Task inputs
## start
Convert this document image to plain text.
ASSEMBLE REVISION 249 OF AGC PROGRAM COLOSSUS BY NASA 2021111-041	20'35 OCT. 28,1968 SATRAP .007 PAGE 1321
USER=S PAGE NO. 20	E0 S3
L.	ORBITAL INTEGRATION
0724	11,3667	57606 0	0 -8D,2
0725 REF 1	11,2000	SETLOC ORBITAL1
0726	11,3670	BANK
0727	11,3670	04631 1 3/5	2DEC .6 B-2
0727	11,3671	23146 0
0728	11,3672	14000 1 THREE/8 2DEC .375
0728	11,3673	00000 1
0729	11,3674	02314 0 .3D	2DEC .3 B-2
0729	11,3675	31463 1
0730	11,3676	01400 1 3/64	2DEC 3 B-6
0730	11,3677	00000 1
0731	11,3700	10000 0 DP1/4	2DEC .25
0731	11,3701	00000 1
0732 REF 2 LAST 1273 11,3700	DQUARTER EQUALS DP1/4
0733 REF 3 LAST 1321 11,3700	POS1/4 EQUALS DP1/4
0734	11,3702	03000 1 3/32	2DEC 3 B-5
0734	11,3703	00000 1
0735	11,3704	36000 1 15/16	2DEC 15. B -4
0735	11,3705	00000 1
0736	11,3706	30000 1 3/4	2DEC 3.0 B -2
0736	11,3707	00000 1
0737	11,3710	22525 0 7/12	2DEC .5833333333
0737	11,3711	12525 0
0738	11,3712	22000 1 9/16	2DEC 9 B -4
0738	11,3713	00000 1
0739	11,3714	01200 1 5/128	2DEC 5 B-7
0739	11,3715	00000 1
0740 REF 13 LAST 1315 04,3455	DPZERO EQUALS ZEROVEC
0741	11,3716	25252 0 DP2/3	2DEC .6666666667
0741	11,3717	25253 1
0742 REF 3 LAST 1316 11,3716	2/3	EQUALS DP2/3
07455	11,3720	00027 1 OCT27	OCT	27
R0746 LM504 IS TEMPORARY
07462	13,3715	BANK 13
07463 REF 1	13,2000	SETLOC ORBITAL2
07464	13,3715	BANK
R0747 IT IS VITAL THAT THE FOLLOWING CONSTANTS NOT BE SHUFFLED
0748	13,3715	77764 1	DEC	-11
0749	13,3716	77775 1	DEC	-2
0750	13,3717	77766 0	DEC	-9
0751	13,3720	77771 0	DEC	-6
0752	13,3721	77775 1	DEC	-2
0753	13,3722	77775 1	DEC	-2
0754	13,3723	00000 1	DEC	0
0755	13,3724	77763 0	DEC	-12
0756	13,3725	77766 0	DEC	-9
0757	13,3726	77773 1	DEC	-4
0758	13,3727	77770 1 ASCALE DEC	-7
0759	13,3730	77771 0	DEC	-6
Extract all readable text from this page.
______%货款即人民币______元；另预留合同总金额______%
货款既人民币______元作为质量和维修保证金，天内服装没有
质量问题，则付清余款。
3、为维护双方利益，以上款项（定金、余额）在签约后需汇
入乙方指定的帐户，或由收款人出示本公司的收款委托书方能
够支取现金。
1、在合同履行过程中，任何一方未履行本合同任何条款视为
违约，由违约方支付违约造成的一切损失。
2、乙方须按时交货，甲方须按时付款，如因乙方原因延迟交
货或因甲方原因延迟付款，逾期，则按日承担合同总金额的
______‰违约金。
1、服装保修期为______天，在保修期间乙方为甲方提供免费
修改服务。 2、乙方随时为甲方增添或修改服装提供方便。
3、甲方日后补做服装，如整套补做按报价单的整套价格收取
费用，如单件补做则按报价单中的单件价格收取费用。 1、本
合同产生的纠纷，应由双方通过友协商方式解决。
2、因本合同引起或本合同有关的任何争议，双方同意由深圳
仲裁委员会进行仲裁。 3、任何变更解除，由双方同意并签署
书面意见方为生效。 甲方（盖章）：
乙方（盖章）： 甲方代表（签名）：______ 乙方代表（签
## end
Job
Make an exact copy of all the data.

Task response
Convert this document image to plain text.
ASSEMBLE REVISION 249 OF AGC PROGRAM COLOSSUS BY NASA 2021111-041	20'35 OCT. 28,1968 SATRAP .007 PAGE 1321
USER=S PAGE NO. 20	E0 S3
L.	ORBITAL INTEGRATION
0724	11,3667	57606 0	0 -8D,2
0725 REF 1	11,2000	SETLOC ORBITAL1
0726	11,3670	BANK
0727	11,3670	04631 1 3/5	2DEC .6 B-2
0727	11,3671	23146 0
0728	11,3672	14000 1 THREE/8 2DEC .375
0728	11,3673	00000 1
0729	11,3674	02314 0 .3D	2DEC .3 B-2
0729	11,3675	31463 1
0730	11,3676	01400 1 3/64	2DEC 3 B-6
0730	11,3677	00000 1
0731	11,3700	10000 0 DP1/4	2DEC .25
0731	11,3701	00000 1
0732 REF 2 LAST 1273 11,3700	DQUARTER EQUALS DP1/4
0733 REF 3 LAST 1321 11,3700	POS1/4 EQUALS DP1/4
0734	11,3702	03000 1 3/32	2DEC 3 B-5
0734	11,3703	00000 1
0735	11,3704	36000 1 15/16	2DEC 15. B -4
0735	11,3705	00000 1
0736	11,3706	30000 1 3/4	2DEC 3.0 B -2
0736	11,3707	00000 1
0737	11,3710	22525 0 7/12	2DEC .5833333333
0737	11,3711	12525 0
0738	11,3712	22000 1 9/16	2DEC 9 B -4
0738	11,3713	00000 1
0739	11,3714	01200 1 5/128	2DEC 5 B-7
0739	11,3715	00000 1
0740 REF 13 LAST 1315 04,3455	DPZERO EQUALS ZEROVEC
0741	11,3716	25252 0 DP2/3	2DEC .6666666667
0741	11,3717	25253 1
0742 REF 3 LAST 1316 11,3716	2/3	EQUALS DP2/3
07455	11,3720	00027 1 OCT27	OCT	27
R0746 LM504 IS TEMPORARY
07462	13,3715	BANK 13
07463 REF 1	13,2000	SETLOC ORBITAL2
07464	13,3715	BANK
R0747 IT IS VITAL THAT THE FOLLOWING CONSTANTS NOT BE SHUFFLED
0748	13,3715	77764 1	DEC	-11
0749	13,3716	77775 1	DEC	-2
0750	13,3717	77766 0	DEC	-9
0751	13,3720	77771 0	DEC	-6
0752	13,3721	77775 1	DEC	-2
0753	13,3722	77775 1	DEC	-2
0754	13,3723	00000 1	DEC	0
0755	13,3724	77763 0	DEC	-12
0756	13,3725	77766 0	DEC	-9
0757	13,3726	77773 1	DEC	-4
0758	13,3727	77770 1 ASCALE DEC	-7
0759	13,3730	77771 0	DEC	-6
Extract all readable text from this page.
______%货款即人民币______元；另预留合同总金额______%
货款既人民币______元作为质量和维修保证金，天内服装没有
质量问题，则付清余款。
3、为维护双方利益，以上款项（定金、余额）在签约后需汇
入乙方指定的帐户，或由收款人出示本公司的收款委托书方能
够支取现金。
1、在合同履行过程中，任何一方未履行本合同任何条款视为
违约，由违约方支付违约造成的一切损失。
2、乙方须按时交货，甲方须按时付款，如因乙方原因延迟交
货或因甲方原因延迟付款，逾期，则按日承担合同总金额的
______‰违约金。
1、服装保修期为______天，在保修期间乙方为甲方提供免费
修改服务。 2、乙方随时为甲方增添或修改服装提供方便。
3、甲方日后补做服装，如整套补做按报价单的整套价格收取
费用，如单件补做则按报价单中的单件价格收取费用。 1、本
合同产生的纠纷，应由双方通过友协商方式解决。
2、因本合同引起或本合同有关的任何争议，双方同意由深圳
仲裁委员会进行仲裁。 3、任何变更解除，由双方同意并签署
书面意见方为生效。 甲方（盖章）：
乙方（盖章）： 甲方代表（签名）：______ 乙方代表（签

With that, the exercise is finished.